(Collection entries)
++++++++

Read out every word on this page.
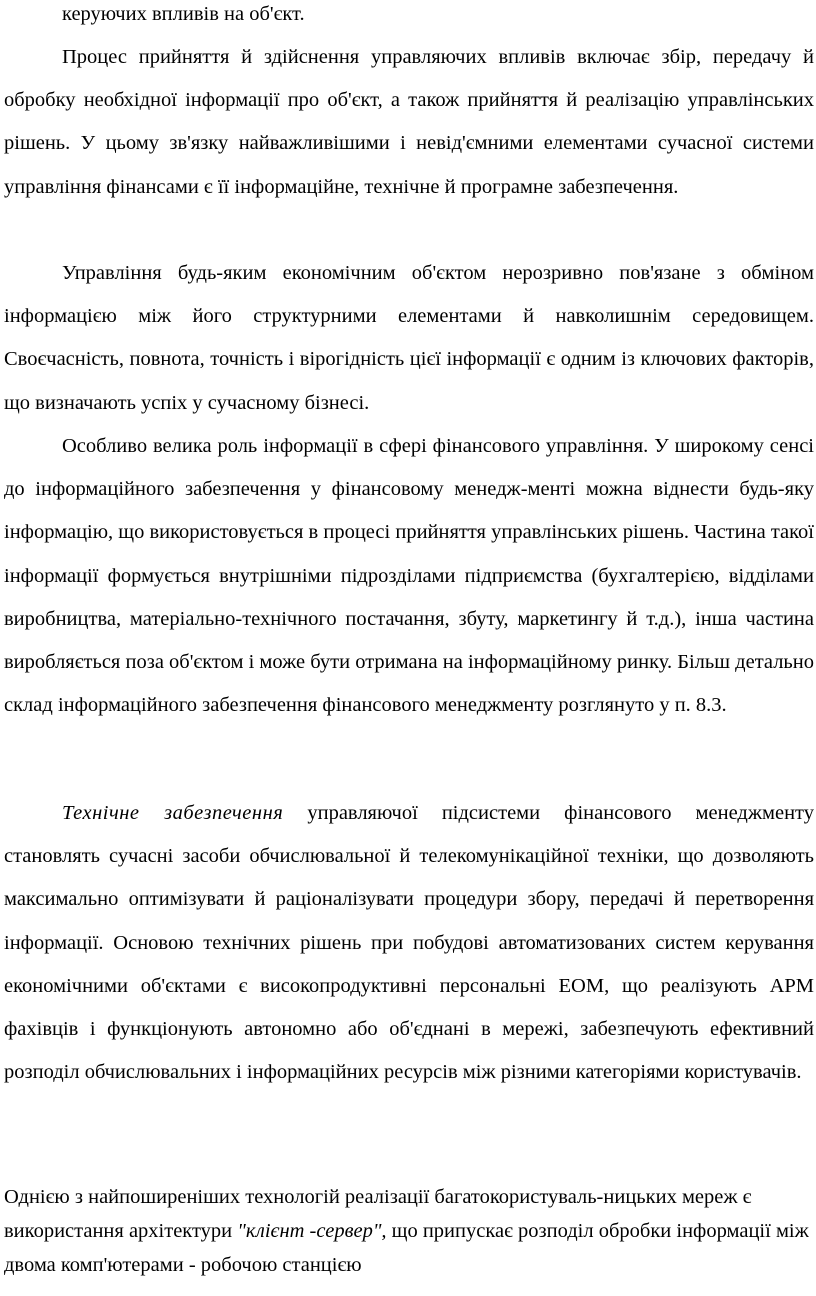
керуючих впливів на об'єкт.

Процес прийняття й здійснення управляючих впливів включає збір, передачу й обробку необхідної інформації про об'єкт, а також прийняття й реалізацію управлінських рішень. У цьому зв'язку найважливішими і невід'ємними елементами сучасної системи управління фінансами є її інформаційне, технічне й програмне забезпечення.

Управління будь-яким економічним об'єктом нерозривно пов'язане з обміном інформацією між його структурними елементами й навколишнім середовищем. Своєчасність, повнота, точність і вірогідність цієї інформації є одним із ключових факторів, що визначають успіх у сучасному бізнесі.

Особливо велика роль інформації в сфері фінансового управління. У широкому сенсі до інформаційного забезпечення у фінансовому менедж-менті можна віднести будь-яку інформацію, що використовується в процесі прийняття управлінських рішень. Частина такої інформації формується внутрішніми підрозділами підприємства (бухгалтерією, відділами виробництва, матеріально-технічного постачання, збуту, маркетингу й т.д.), інша частина виробляється поза об'єктом і може бути отримана на інформаційному ринку. Більш детально склад інформаційного забезпечення фінансового менеджменту розглянуто у п. 8.3.

Технічне забезпечення управляючої підсистеми фінансового менеджменту становлять сучасні засоби обчислювальної й телекомунікаційної техніки, що дозволяють максимально оптимізувати й раціоналізувати процедури збору, передачі й перетворення інформації. Основою технічних рішень при побудові автоматизованих систем керування економічними об'єктами є високопродуктивні персональні ЕОМ, що реалізують АРМ фахівців і функціонують автономно або об'єднані в мережі, забезпечують ефективний розподіл обчислювальних і інформаційних ресурсів між різними категоріями користувачів.

Однією з найпоширеніших технологій реалізації багатокористуваль-ницьких мереж є використання архітектури "клієнт -сервер", що припускає розподіл обробки інформації між двома комп'ютерами - робочою станцією
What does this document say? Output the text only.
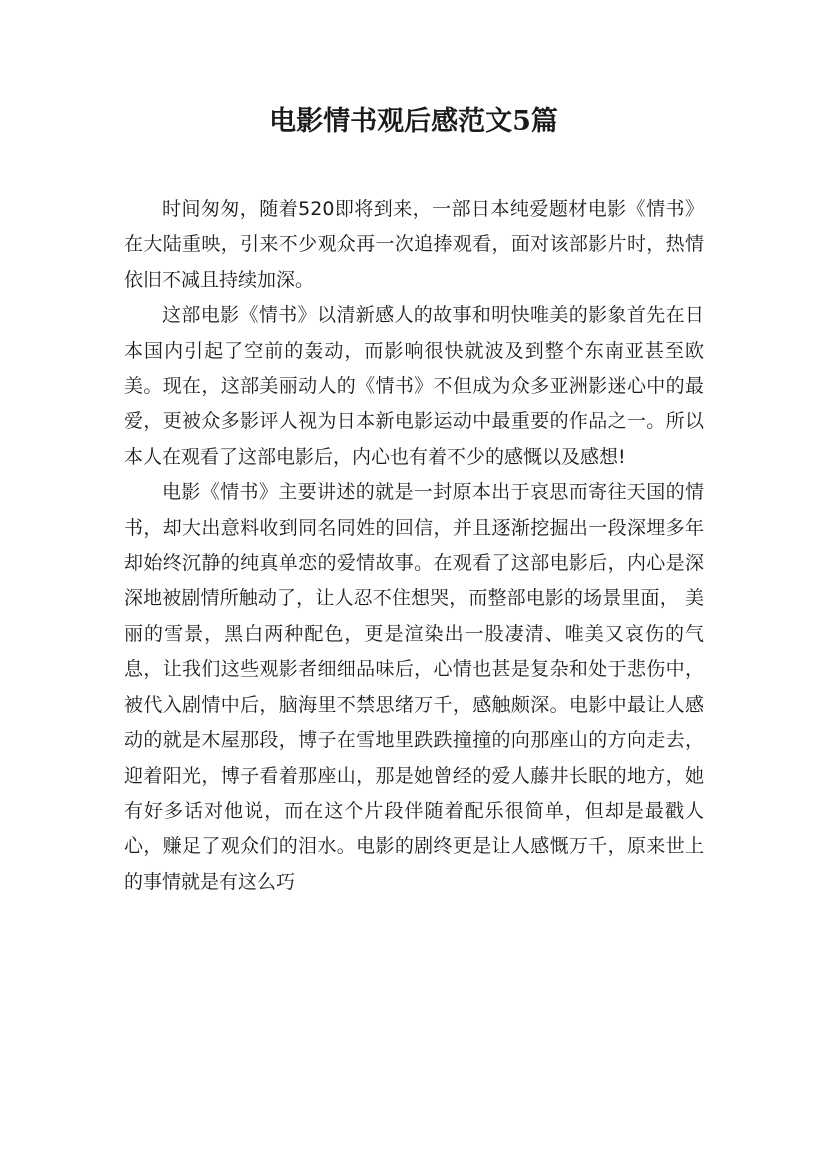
电影情书观后感范文5篇

时间匆匆，随着520即将到来，一部日本纯爱题材电影《情书》在大陆重映，引来不少观众再一次追捧观看，面对该部影片时，热情依旧不减且持续加深。

这部电影《情书》以清新感人的故事和明快唯美的影象首先在日本国内引起了空前的轰动，而影响很快就波及到整个东南亚甚至欧美。现在，这部美丽动人的《情书》不但成为众多亚洲影迷心中的最爱，更被众多影评人视为日本新电影运动中最重要的作品之一。所以本人在观看了这部电影后，内心也有着不少的感慨以及感想!

电影《情书》主要讲述的就是一封原本出于哀思而寄往天国的情书，却大出意料收到同名同姓的回信，并且逐渐挖掘出一段深埋多年却始终沉静的纯真单恋的爱情故事。在观看了这部电影后，内心是深深地被剧情所触动了，让人忍不住想哭，而整部电影的场景里面， 美丽的雪景，黑白两种配色，更是渲染出一股凄清、唯美又哀伤的气息，让我们这些观影者细细品味后，心情也甚是复杂和处于悲伤中，被代入剧情中后，脑海里不禁思绪万千，感触颇深。电影中最让人感动的就是木屋那段，博子在雪地里跌跌撞撞的向那座山的方向走去，迎着阳光，博子看着那座山，那是她曾经的爱人藤井长眠的地方，她有好多话对他说，而在这个片段伴随着配乐很简单，但却是最戳人心，赚足了观众们的泪水。电影的剧终更是让人感慨万千，原来世上的事情就是有这么巧
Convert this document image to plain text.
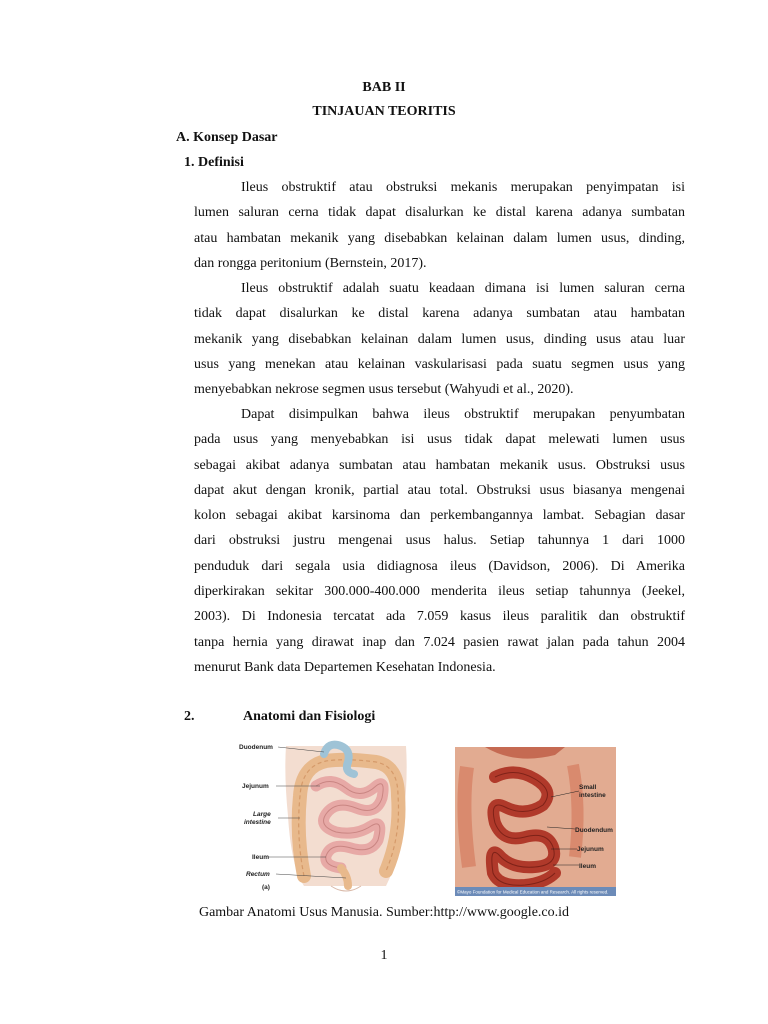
BAB II
TINJAUAN TEORITIS
A. Konsep Dasar
1. Definisi
Ileus obstruktif atau obstruksi mekanis merupakan penyimpatan isi
lumen saluran cerna tidak dapat disalurkan ke distal karena adanya sumbatan
atau hambatan mekanik yang disebabkan kelainan dalam lumen usus, dinding,
dan rongga peritonium (Bernstein, 2017).
Ileus obstruktif adalah suatu keadaan dimana isi lumen saluran cerna
tidak dapat disalurkan ke distal karena adanya sumbatan atau hambatan
mekanik yang disebabkan kelainan dalam lumen usus, dinding usus atau luar
usus yang menekan atau kelainan vaskularisasi pada suatu segmen usus yang
menyebabkan nekrose segmen usus tersebut (Wahyudi et al., 2020).
Dapat disimpulkan bahwa ileus obstruktif merupakan penyumbatan
pada usus yang menyebabkan isi usus tidak dapat melewati lumen usus
sebagai akibat adanya sumbatan atau hambatan mekanik usus. Obstruksi usus
dapat akut dengan kronik, partial atau total. Obstruksi usus biasanya mengenai
kolon sebagai akibat karsinoma dan perkembangannya lambat. Sebagian dasar
dari obstruksi justru mengenai usus halus. Setiap tahunnya 1 dari 1000
penduduk dari segala usia didiagnosa ileus (Davidson, 2006). Di Amerika
diperkirakan sekitar 300.000-400.000 menderita ileus setiap tahunnya (Jeekel,
2003). Di Indonesia tercatat ada 7.059 kasus ileus paralitik dan obstruktif
tanpa hernia yang dirawat inap dan 7.024 pasien rawat jalan pada tahun 2004
menurut Bank data Departemen Kesehatan Indonesia.
2.	Anatomi dan Fisiologi
Duodenum
Jejunum
Large
intestine
Ileum
Rectum
(a)
Small
intestine
Duodendum
Jejunum
Ileum
©Mayo Foundation for Medical Education and Research. All rights reserved.
Gambar Anatomi Usus Manusia. Sumber:http://www.google.co.id
1
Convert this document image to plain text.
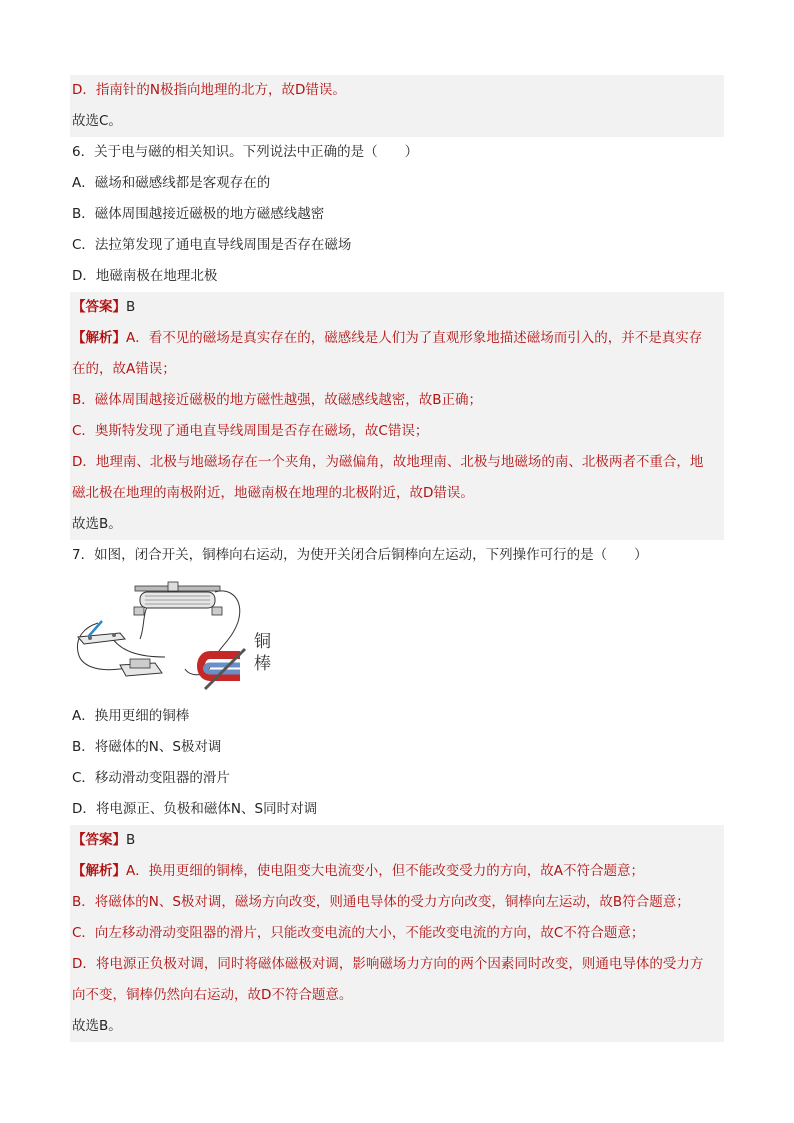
D．指南针的N极指向地理的北方，故D错误。
故选C。
6．关于电与磁的相关知识。下列说法中正确的是（　　）
A．磁场和磁感线都是客观存在的
B．磁体周围越接近磁极的地方磁感线越密
C．法拉第发现了通电直导线周围是否存在磁场
D．地磁南极在地理北极
【答案】B
【解析】A．看不见的磁场是真实存在的，磁感线是人们为了直观形象地描述磁场而引入的，并不是真实存
在的，故A错误；
B．磁体周围越接近磁极的地方磁性越强，故磁感线越密，故B正确；
C．奥斯特发现了通电直导线周围是否存在磁场，故C错误；
D．地理南、北极与地磁场存在一个夹角，为磁偏角，故地理南、北极与地磁场的南、北极两者不重合，地
磁北极在地理的南极附近，地磁南极在地理的北极附近，故D错误。
故选B。
7．如图，闭合开关，铜棒向右运动，为使开关闭合后铜棒向左运动，下列操作可行的是（　　）
铜
棒
A．换用更细的铜棒
B．将磁体的N、S极对调
C．移动滑动变阻器的滑片
D．将电源正、负极和磁体N、S同时对调
【答案】B
【解析】A．换用更细的铜棒，使电阻变大电流变小，但不能改变受力的方向，故A不符合题意；
B．将磁体的N、S极对调，磁场方向改变，则通电导体的受力方向改变，铜棒向左运动，故B符合题意；
C．向左移动滑动变阻器的滑片，只能改变电流的大小，不能改变电流的方向，故C不符合题意；
D．将电源正负极对调，同时将磁体磁极对调，影响磁场力方向的两个因素同时改变，则通电导体的受力方
向不变，铜棒仍然向右运动，故D不符合题意。
故选B。
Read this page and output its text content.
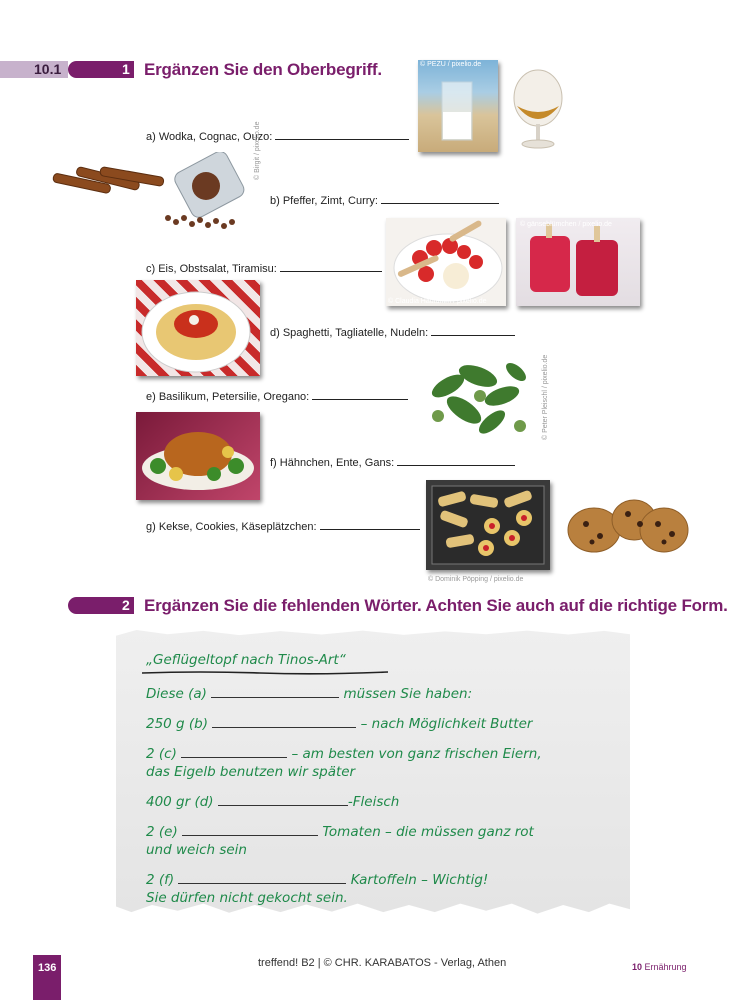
10.1	1 Ergänzen Sie den Oberbegriff.	© PEZU / pixelio.de
a) Wodka, Cognac, Ouzo:
© Birgit / pixelio.de
b) Pfeffer, Zimt, Curry:
© Claudia Hautumm / pixelio.de
© gänseblümchen / pixelio.de
c) Eis, Obstsalat, Tiramisu:
d) Spaghetti, Tagliatelle, Nudeln:
© Peter Pleischl / pixelio.de
e) Basilikum, Petersilie, Oregano:
f) Hähnchen, Ente, Gans:
© Dominik Pöpping / pixelio.de
g) Kekse, Cookies, Käseplätzchen:
2 Ergänzen Sie die fehlenden Wörter. Achten Sie auch auf die richtige Form.
„Geflügeltopf nach Tinos-Art“
Diese (a)	müssen Sie haben:
250 g (b)	– nach Möglichkeit Butter
2 (c)	– am besten von ganz frischen Eiern,
das Eigelb benutzen wir später
400 gr (d)	-Fleisch
2 (e)	Tomaten – die müssen ganz rot
und weich sein
2 (f)	Kartoffeln – Wichtig!
Sie dürfen nicht gekocht sein.
136	treffend! B2 | © CHR. KARABATOS - Verlag, Athen	10 Ernährung
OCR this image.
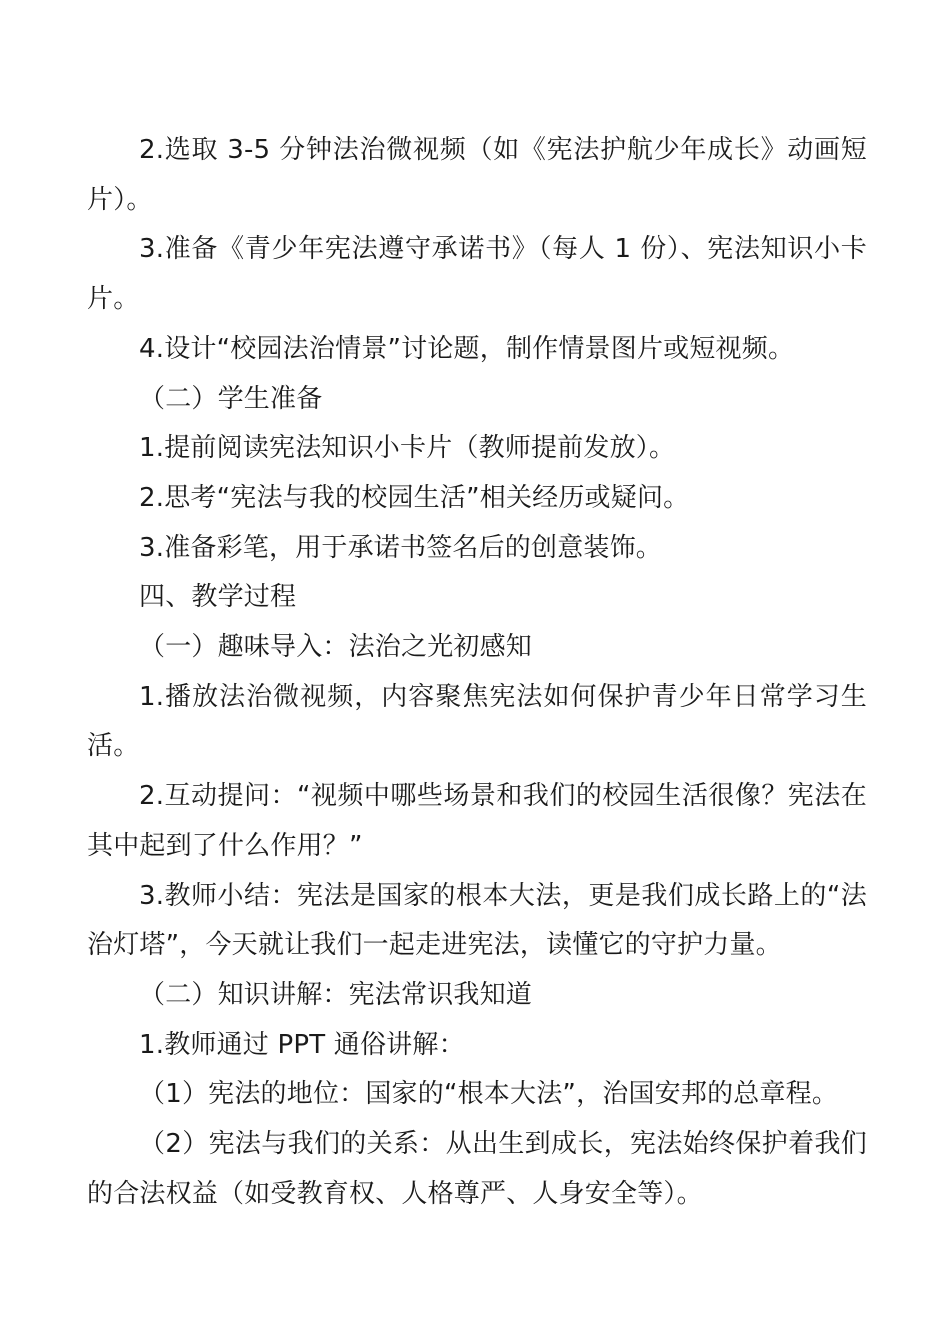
2.选取 3-5 分钟法治微视频（如《宪法护航少年成长》动画短片）。

3.准备《青少年宪法遵守承诺书》（每人 1 份）、宪法知识小卡片。

4.设计“校园法治情景”讨论题，制作情景图片或短视频。

（二）学生准备

1.提前阅读宪法知识小卡片（教师提前发放）。

2.思考“宪法与我的校园生活”相关经历或疑问。

3.准备彩笔，用于承诺书签名后的创意装饰。

四、教学过程

（一）趣味导入：法治之光初感知

1.播放法治微视频，内容聚焦宪法如何保护青少年日常学习生活。

2.互动提问：“视频中哪些场景和我们的校园生活很像？宪法在其中起到了什么作用？”

3.教师小结：宪法是国家的根本大法，更是我们成长路上的“法治灯塔”，今天就让我们一起走进宪法，读懂它的守护力量。

（二）知识讲解：宪法常识我知道

1.教师通过 PPT 通俗讲解：

（1）宪法的地位：国家的“根本大法”，治国安邦的总章程。

（2）宪法与我们的关系：从出生到成长，宪法始终保护着我们的合法权益（如受教育权、人格尊严、人身安全等）。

++++++++

## WHAT THIS TASK INVOLVES
Count every line in the preceding entries where the string "dinding" appears, then state only the total.

## ANSWER TO THIS PROBLEM
2